— Exercise task —
From the listing below, return each line that includes "this".

##### Listing #####

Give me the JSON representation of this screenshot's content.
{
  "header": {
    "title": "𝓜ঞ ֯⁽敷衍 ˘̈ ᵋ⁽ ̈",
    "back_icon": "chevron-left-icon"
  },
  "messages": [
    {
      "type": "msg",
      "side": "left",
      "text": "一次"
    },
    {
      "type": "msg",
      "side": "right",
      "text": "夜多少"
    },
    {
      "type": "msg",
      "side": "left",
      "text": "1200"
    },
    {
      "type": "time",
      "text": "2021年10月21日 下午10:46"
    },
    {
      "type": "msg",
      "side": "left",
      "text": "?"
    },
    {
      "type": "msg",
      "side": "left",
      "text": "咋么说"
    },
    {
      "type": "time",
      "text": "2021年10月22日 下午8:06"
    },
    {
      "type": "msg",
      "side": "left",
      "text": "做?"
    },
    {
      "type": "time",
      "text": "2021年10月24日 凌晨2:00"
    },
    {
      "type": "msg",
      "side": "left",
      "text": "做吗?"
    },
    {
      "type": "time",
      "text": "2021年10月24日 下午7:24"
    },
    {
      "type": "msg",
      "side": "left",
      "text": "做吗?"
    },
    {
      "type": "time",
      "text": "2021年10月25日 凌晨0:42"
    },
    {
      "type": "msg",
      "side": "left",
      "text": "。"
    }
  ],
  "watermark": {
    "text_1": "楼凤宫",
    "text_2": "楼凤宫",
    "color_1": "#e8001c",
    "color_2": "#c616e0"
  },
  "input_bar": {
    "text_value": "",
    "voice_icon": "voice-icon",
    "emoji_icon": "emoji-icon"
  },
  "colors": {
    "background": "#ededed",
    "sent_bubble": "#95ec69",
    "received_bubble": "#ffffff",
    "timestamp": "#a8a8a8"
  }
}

#####
##### Listing #####

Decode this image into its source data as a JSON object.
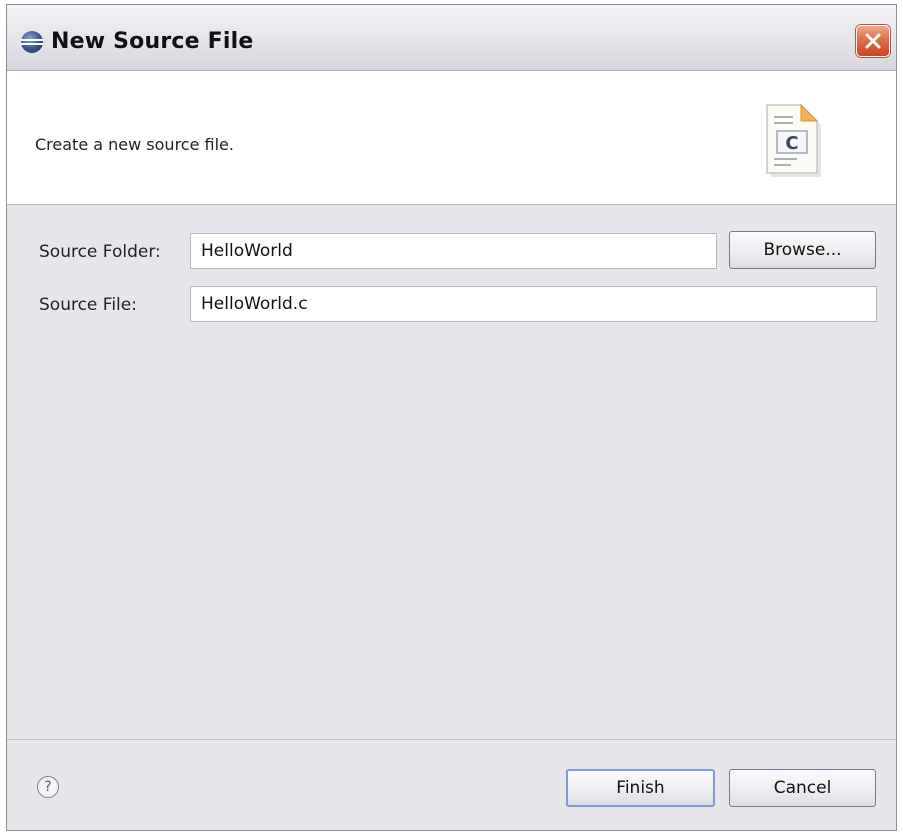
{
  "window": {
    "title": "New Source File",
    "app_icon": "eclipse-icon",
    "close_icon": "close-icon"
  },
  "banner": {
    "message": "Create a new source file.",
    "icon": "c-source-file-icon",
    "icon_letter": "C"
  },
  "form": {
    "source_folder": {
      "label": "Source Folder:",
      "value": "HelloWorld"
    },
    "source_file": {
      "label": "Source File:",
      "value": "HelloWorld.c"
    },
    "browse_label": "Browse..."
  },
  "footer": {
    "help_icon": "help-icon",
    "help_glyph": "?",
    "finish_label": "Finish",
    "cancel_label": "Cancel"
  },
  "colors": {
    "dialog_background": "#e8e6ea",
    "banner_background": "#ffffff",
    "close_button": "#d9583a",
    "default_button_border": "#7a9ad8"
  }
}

#####

— Solution to the exercise —
Give me the JSON representation of this screenshot's content.
Decode this image into its source data as a JSON object.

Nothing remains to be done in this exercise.